╭─ Seçilmiş Metin

Tiyatroyu yaşayan bir sanatçı, yazar, çevirmen, öğretmen Suat Taşer, 1970 yılında çıkan Evrende Ellerimiz kitabından 50 yıl sonra ‘Bütün Şiirleri’ ile okurlarıyla yeniden buluşuyor.

İnsanların peşini bırakmayan şiirler

EFDAL SEVİNÇLİ

Kimi güzellikleri, mutlulukları tanımlamak, adlandırmak gerçekten çok zor. Ancak bu mutluluklarımızı paylaşarak çoğaltınca mutluluğumuz daha bir güzel oluyor!.. İşte böylesine bir güzelliğin paydaşıyım şimdi. Masamda Suat Taşer öğretmenimizin, Ayrıntı Yayınları’nca basılan ‘Bütün Şiirleri’ duruyor. 1938’den ölümüne değin şiirleriyle de yaşayan ozan Suat Taşer’in 450 sayfayı bulan bütün şiirlerini basarak büyük bir değerbilirlik örneği gösteren Ayrıntı Yayınevi’ne içten teşekkürlerimizi sunuyorum. Ozan Suat Taşer, bugün, okurlarına yeniden merhaba diyor…

Suat Hocamızın öldüğü günü, 16 Kasım 1982 gününü unutamıyorum. Tiyatro bölümüne bir bomba düşmüştü… Hepimiz şaşkın şaşkın koşuşturuyor, birbirimize sorduğumuz anlamsız sorularla Suat Hoca’nın ölümünü konuşuyor, gerçekten öldüğüne kendimizi inandırmaya çalışıyorduk. 63 yaşında, iri cüssesiyle, elinde kahverengi, bavulumsu çantasıyla, dimdik yürüyüşüyle, odamızın önünden günaydınlar dağıtıp geçerken hepimizi selamlayan, ses rengine hayran olduğumuz Suat Hocamız ölmüş olamazdı! Dinamizmiyle, çalışkanlığıyla biz genç akademisyen kadroya örnekti. Evet, astımı vardı, kimi günler, kimden duymuşsa, okaliptüs yapraklarını piposunda yakarak içinin rahatladığını söyler, gülüşürdük.

╰─
╭─ Veri Alıntıları

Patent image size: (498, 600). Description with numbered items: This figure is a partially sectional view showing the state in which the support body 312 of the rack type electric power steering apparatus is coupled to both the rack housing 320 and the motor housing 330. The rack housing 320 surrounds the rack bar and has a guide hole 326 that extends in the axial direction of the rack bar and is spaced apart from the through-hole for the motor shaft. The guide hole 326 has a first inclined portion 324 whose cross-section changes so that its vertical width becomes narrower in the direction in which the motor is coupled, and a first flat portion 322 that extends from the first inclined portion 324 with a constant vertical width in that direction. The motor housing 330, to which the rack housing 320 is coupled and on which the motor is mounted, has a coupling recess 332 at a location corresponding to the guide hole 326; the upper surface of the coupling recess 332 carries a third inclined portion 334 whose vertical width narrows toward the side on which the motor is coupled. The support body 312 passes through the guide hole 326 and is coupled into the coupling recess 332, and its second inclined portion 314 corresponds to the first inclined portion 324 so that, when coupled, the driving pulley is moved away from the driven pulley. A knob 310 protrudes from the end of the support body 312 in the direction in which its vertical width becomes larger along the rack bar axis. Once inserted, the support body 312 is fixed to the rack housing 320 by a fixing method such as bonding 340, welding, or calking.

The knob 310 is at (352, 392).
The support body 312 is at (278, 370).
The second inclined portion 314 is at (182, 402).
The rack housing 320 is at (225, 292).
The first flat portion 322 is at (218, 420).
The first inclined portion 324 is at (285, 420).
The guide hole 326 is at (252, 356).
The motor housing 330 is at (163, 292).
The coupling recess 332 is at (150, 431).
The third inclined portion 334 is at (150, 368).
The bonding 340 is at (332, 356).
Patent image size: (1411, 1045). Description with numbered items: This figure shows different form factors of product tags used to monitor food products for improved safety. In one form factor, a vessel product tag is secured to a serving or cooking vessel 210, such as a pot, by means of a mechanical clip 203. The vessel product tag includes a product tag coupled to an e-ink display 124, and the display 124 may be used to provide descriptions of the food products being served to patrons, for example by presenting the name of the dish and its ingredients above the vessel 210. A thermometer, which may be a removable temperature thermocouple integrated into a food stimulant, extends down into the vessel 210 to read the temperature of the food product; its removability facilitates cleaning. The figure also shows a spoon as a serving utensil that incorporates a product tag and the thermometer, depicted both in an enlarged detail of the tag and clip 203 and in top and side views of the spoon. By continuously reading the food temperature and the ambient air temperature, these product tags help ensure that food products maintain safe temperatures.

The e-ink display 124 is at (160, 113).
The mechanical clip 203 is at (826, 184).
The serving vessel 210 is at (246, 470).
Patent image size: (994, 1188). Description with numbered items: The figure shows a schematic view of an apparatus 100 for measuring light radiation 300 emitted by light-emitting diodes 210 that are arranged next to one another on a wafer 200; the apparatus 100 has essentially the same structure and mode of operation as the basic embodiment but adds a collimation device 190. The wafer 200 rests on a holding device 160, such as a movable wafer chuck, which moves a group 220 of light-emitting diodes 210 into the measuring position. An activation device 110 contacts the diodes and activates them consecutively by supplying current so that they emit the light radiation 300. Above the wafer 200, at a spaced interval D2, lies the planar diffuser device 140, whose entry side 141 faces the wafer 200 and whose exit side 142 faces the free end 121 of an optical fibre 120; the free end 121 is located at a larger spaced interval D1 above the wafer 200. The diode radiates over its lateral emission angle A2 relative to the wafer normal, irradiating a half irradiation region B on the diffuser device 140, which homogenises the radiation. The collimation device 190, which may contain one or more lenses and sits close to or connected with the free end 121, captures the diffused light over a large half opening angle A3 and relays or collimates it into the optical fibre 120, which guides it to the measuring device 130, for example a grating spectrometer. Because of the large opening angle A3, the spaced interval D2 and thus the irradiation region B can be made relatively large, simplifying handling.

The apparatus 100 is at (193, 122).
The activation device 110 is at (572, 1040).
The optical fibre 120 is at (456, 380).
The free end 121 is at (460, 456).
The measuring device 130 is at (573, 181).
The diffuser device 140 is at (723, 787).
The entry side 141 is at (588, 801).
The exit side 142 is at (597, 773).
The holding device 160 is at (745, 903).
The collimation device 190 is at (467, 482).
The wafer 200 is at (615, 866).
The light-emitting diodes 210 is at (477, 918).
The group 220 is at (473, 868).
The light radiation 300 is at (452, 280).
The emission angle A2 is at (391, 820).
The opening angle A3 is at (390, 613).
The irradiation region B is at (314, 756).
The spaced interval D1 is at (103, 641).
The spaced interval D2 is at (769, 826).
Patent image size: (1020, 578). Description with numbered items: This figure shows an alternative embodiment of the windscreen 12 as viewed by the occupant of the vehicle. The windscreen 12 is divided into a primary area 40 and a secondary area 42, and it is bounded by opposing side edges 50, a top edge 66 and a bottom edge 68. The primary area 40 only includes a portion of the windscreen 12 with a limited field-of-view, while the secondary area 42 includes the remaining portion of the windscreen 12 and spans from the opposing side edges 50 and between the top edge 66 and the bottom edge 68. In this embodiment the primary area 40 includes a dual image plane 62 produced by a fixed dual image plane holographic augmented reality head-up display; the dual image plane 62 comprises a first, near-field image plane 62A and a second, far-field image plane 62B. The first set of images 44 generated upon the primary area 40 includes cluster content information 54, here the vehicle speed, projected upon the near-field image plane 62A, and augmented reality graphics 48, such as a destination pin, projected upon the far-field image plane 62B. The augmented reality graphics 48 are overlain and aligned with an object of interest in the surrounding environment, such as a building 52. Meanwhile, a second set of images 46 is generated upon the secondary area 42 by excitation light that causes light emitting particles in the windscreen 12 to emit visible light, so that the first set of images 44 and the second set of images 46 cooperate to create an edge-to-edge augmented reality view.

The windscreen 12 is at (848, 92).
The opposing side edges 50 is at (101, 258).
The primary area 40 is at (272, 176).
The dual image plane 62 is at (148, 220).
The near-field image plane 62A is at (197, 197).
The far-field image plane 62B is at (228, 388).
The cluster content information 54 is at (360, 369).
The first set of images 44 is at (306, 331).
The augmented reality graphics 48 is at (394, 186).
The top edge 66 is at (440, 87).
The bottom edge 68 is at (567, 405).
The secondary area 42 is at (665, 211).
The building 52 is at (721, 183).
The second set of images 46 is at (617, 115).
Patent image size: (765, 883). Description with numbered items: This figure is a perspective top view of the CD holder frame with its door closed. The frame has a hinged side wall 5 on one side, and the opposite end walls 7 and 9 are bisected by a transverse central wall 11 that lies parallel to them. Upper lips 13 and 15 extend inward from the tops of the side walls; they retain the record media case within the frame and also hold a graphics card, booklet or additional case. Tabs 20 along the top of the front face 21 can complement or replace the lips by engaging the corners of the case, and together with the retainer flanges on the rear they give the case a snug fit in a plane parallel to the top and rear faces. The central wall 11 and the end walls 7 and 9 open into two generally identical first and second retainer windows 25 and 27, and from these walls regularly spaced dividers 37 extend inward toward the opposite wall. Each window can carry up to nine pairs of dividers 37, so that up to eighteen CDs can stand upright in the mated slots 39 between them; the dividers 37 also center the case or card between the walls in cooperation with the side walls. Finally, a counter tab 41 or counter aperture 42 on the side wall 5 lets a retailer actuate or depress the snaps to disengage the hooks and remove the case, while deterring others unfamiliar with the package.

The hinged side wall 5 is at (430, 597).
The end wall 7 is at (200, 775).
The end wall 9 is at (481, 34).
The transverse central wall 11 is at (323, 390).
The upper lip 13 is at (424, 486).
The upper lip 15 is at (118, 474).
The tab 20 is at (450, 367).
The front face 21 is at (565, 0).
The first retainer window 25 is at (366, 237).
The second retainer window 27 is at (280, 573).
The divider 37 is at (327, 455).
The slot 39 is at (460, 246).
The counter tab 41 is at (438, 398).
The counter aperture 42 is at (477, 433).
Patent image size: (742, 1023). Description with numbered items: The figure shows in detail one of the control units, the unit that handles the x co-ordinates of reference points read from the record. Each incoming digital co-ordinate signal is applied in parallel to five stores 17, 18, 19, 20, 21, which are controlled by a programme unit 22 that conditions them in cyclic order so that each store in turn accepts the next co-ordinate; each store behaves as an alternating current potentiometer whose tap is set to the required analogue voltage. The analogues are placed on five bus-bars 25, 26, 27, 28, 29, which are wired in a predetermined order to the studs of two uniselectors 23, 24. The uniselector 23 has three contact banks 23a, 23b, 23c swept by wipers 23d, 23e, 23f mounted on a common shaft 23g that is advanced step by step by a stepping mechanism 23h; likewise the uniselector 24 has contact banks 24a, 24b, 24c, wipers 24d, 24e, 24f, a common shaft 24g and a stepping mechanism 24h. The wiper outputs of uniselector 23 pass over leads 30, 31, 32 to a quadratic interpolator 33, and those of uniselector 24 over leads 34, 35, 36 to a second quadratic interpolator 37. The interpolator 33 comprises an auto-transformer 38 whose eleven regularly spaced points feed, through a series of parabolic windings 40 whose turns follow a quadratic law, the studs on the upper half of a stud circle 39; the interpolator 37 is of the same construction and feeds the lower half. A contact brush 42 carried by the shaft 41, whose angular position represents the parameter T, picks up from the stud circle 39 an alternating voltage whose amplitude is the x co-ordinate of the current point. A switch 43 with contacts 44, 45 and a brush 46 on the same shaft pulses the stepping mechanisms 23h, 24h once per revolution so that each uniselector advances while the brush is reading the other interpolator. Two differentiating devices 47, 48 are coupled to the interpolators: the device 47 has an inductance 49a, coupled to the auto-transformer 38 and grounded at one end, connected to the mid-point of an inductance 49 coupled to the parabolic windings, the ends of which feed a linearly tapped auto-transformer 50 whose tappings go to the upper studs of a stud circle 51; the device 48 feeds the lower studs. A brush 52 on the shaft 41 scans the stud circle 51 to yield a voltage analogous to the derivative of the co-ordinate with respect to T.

╰─

= Yönergeler =
1. Suat Taşer yazısında "Tiyatroyu yaşayan bir" ifadesinden "okurlarıyla yeniden buluşuyor." ifadesine kadar olan bölümü hiç değiştirmeden yeniden yazın.
2. Suat Taşer hakkındaki yazıyı son cümlesinden sonra devam ettirin.

= Görev Sonuçları =
1.
Tiyatroyu yaşayan bir sanatçı, yazar, çevirmen, öğretmen Suat Taşer, 1970 yılında çıkan Evrende Ellerimiz kitabından 50 yıl sonra ‘Bütün Şiirleri’ ile okurlarıyla yeniden buluşuyor.

2.
Tiyatroyu bir yaşam biçimi olarak seçen, ozan Suat Taşer, usta bir oyuncu, yönetmen, yönetici, yılların sahne öğretmeni, Türkçe sevgisini herkese aşılayan, ‘Konuşma Eğitimi’nde öğrencilerinin rol arkadaşı, tiyatromuzun sorunlarını içeriden bir gözle eleştirip cezalar alan, çalışmalarıyla, yapıtlarıyla örnek alınan büyük bir tiyatro ustasıydı yitirdiğimiz.

Ölümünden çok kısa bir süre önce, elimde kapağı olmayan, Ö. Faruk Toprak’la ortak kitapları ‘Hürriyet‘i masasına koyduğumda, “Efdal, nereden buldum bu üstü başı parçalanmış garip çocuğu” deyişini bugün gülümseyerek, sevgiyle anımsıyorum. Yine, öğretmenimizin notlarıyla, ‘Konuşma Eğitimi kitabını yeniden basıma hazırlamayı da büyük bir armağan, bir onur saydığımı belirtmeliyim.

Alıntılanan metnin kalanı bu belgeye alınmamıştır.